--- Start of SOURCE DATA ---
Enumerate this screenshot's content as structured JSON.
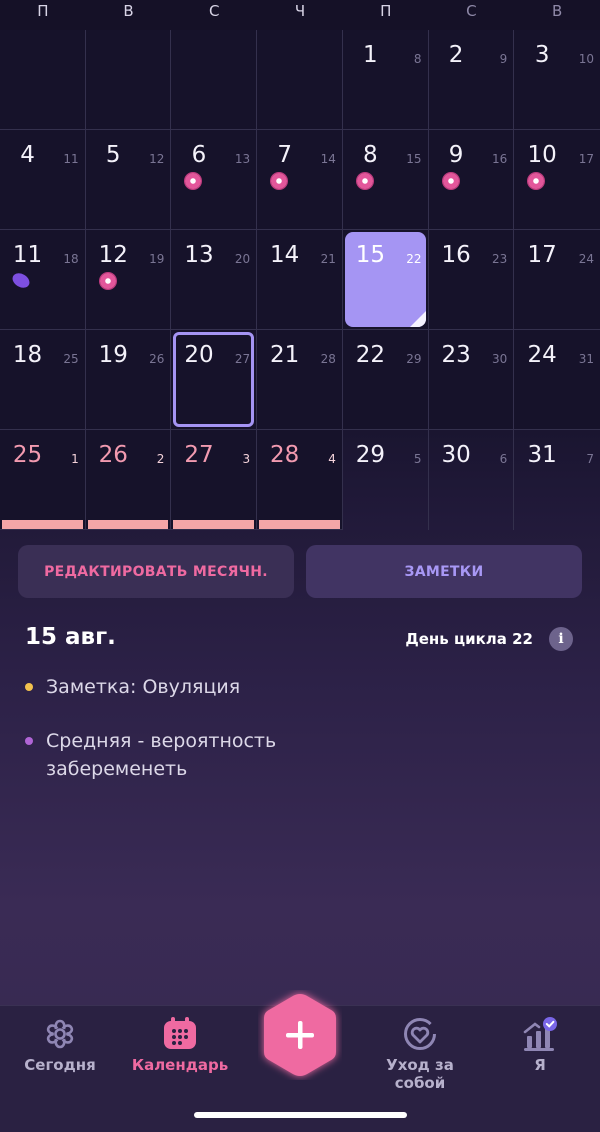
{
  "weekdays": [
    "П",
    "В",
    "С",
    "Ч",
    "П",
    "С",
    "В"
  ],
  "calendar": {
    "rows": [
      [
        {
          "empty": true
        },
        {
          "empty": true
        },
        {
          "empty": true
        },
        {
          "empty": true
        },
        {
          "day": "1",
          "cycle": "8"
        },
        {
          "day": "2",
          "cycle": "9"
        },
        {
          "day": "3",
          "cycle": "10"
        }
      ],
      [
        {
          "day": "4",
          "cycle": "11"
        },
        {
          "day": "5",
          "cycle": "12"
        },
        {
          "day": "6",
          "cycle": "13",
          "marker": "flower"
        },
        {
          "day": "7",
          "cycle": "14",
          "marker": "flower"
        },
        {
          "day": "8",
          "cycle": "15",
          "marker": "flower"
        },
        {
          "day": "9",
          "cycle": "16",
          "marker": "flower"
        },
        {
          "day": "10",
          "cycle": "17",
          "marker": "flower"
        }
      ],
      [
        {
          "day": "11",
          "cycle": "18",
          "marker": "oval"
        },
        {
          "day": "12",
          "cycle": "19",
          "marker": "flower"
        },
        {
          "day": "13",
          "cycle": "20"
        },
        {
          "day": "14",
          "cycle": "21"
        },
        {
          "day": "15",
          "cycle": "22",
          "state": "selected"
        },
        {
          "day": "16",
          "cycle": "23"
        },
        {
          "day": "17",
          "cycle": "24"
        }
      ],
      [
        {
          "day": "18",
          "cycle": "25"
        },
        {
          "day": "19",
          "cycle": "26"
        },
        {
          "day": "20",
          "cycle": "27",
          "state": "today"
        },
        {
          "day": "21",
          "cycle": "28"
        },
        {
          "day": "22",
          "cycle": "29"
        },
        {
          "day": "23",
          "cycle": "30"
        },
        {
          "day": "24",
          "cycle": "31"
        }
      ],
      [
        {
          "day": "25",
          "cycle": "1",
          "state": "period"
        },
        {
          "day": "26",
          "cycle": "2",
          "state": "period"
        },
        {
          "day": "27",
          "cycle": "3",
          "state": "period"
        },
        {
          "day": "28",
          "cycle": "4",
          "state": "period"
        },
        {
          "day": "29",
          "cycle": "5",
          "state": "faded"
        },
        {
          "day": "30",
          "cycle": "6",
          "state": "faded"
        },
        {
          "day": "31",
          "cycle": "7",
          "state": "faded"
        }
      ]
    ]
  },
  "actions": {
    "edit_label": "РЕДАКТИРОВАТЬ МЕСЯЧН.",
    "notes_label": "ЗАМЕТКИ"
  },
  "details": {
    "date": "15 авг.",
    "cycle_day": "День цикла 22",
    "info_icon": "i",
    "notes": [
      {
        "text": "Заметка: Овуляция",
        "dot_color": "#f2c14e"
      },
      {
        "text": "Средняя - вероятность забеременеть",
        "dot_color": "#b065d6"
      }
    ]
  },
  "nav": {
    "items": [
      {
        "label": "Сегодня",
        "icon": "flower-outline-icon"
      },
      {
        "label": "Календарь",
        "icon": "calendar-icon",
        "active": true
      },
      {
        "label": "Уход за собой",
        "icon": "heart-circle-icon"
      },
      {
        "label": "Я",
        "icon": "stats-icon"
      }
    ],
    "fab_icon": "plus-icon"
  },
  "colors": {
    "accent_pink": "#ef6aa1",
    "accent_purple": "#a595f3",
    "period": "#f4a6a7"
  }
}
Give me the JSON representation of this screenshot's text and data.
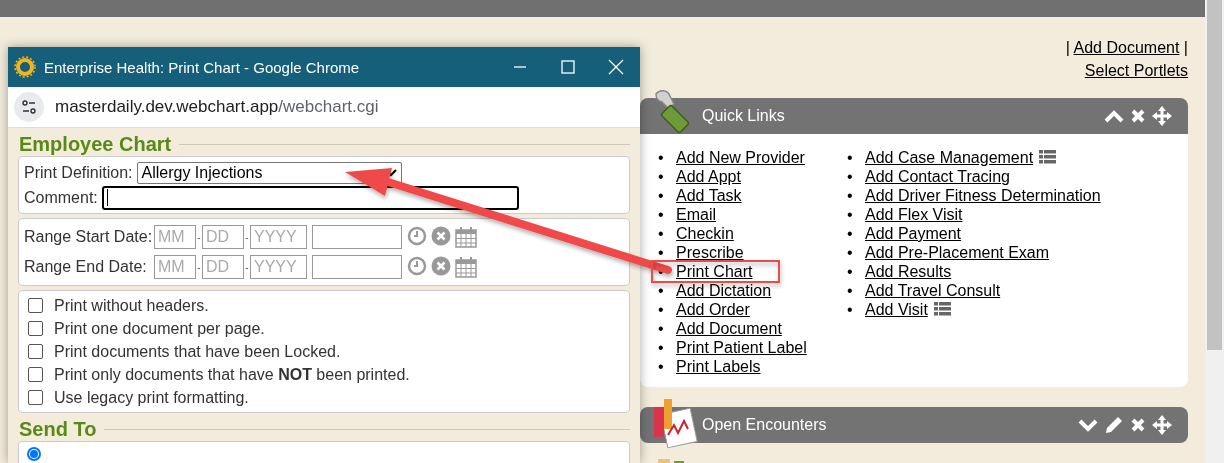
--- End of SOURCE DATA ---
## INSTRUCTIONS TO FOLLOW
Repeat each entry exactly as it appears; skip any picture.

## COMPLETE RESPONSE
Enumerate this screenshot's content as structured JSON.
{
  "weekdays": [
    "П",
    "В",
    "С",
    "Ч",
    "П",
    "С",
    "В"
  ],
  "calendar": {
    "rows": [
      [
        {
          "empty": true
        },
        {
          "empty": true
        },
        {
          "empty": true
        },
        {
          "empty": true
        },
        {
          "day": "1",
          "cycle": "8"
        },
        {
          "day": "2",
          "cycle": "9"
        },
        {
          "day": "3",
          "cycle": "10"
        }
      ],
      [
        {
          "day": "4",
          "cycle": "11"
        },
        {
          "day": "5",
          "cycle": "12"
        },
        {
          "day": "6",
          "cycle": "13",
          "marker": "flower"
        },
        {
          "day": "7",
          "cycle": "14",
          "marker": "flower"
        },
        {
          "day": "8",
          "cycle": "15",
          "marker": "flower"
        },
        {
          "day": "9",
          "cycle": "16",
          "marker": "flower"
        },
        {
          "day": "10",
          "cycle": "17",
          "marker": "flower"
        }
      ],
      [
        {
          "day": "11",
          "cycle": "18",
          "marker": "oval"
        },
        {
          "day": "12",
          "cycle": "19",
          "marker": "flower"
        },
        {
          "day": "13",
          "cycle": "20"
        },
        {
          "day": "14",
          "cycle": "21"
        },
        {
          "day": "15",
          "cycle": "22",
          "state": "selected"
        },
        {
          "day": "16",
          "cycle": "23"
        },
        {
          "day": "17",
          "cycle": "24"
        }
      ],
      [
        {
          "day": "18",
          "cycle": "25"
        },
        {
          "day": "19",
          "cycle": "26"
        },
        {
          "day": "20",
          "cycle": "27",
          "state": "today"
        },
        {
          "day": "21",
          "cycle": "28"
        },
        {
          "day": "22",
          "cycle": "29"
        },
        {
          "day": "23",
          "cycle": "30"
        },
        {
          "day": "24",
          "cycle": "31"
        }
      ],
      [
        {
          "day": "25",
          "cycle": "1",
          "state": "period"
        },
        {
          "day": "26",
          "cycle": "2",
          "state": "period"
        },
        {
          "day": "27",
          "cycle": "3",
          "state": "period"
        },
        {
          "day": "28",
          "cycle": "4",
          "state": "period"
        },
        {
          "day": "29",
          "cycle": "5",
          "state": "faded"
        },
        {
          "day": "30",
          "cycle": "6",
          "state": "faded"
        },
        {
          "day": "31",
          "cycle": "7",
          "state": "faded"
        }
      ]
    ]
  },
  "actions": {
    "edit_label": "РЕДАКТИРОВАТЬ МЕСЯЧН.",
    "notes_label": "ЗАМЕТКИ"
  },
  "details": {
    "date": "15 авг.",
    "cycle_day": "День цикла 22",
    "info_icon": "i",
    "notes": [
      {
        "text": "Заметка: Овуляция",
        "dot_color": "#f2c14e"
      },
      {
        "text": "Средняя - вероятность забеременеть",
        "dot_color": "#b065d6"
      }
    ]
  },
  "nav": {
    "items": [
      {
        "label": "Сегодня",
        "icon": "flower-outline-icon"
      },
      {
        "label": "Календарь",
        "icon": "calendar-icon",
        "active": true
      },
      {
        "label": "Уход за собой",
        "icon": "heart-circle-icon"
      },
      {
        "label": "Я",
        "icon": "stats-icon"
      }
    ],
    "fab_icon": "plus-icon"
  },
  "colors": {
    "accent_pink": "#ef6aa1",
    "accent_purple": "#a595f3",
    "period": "#f4a6a7"
  }
}
Give me the JSON representation of this screenshot's text and data.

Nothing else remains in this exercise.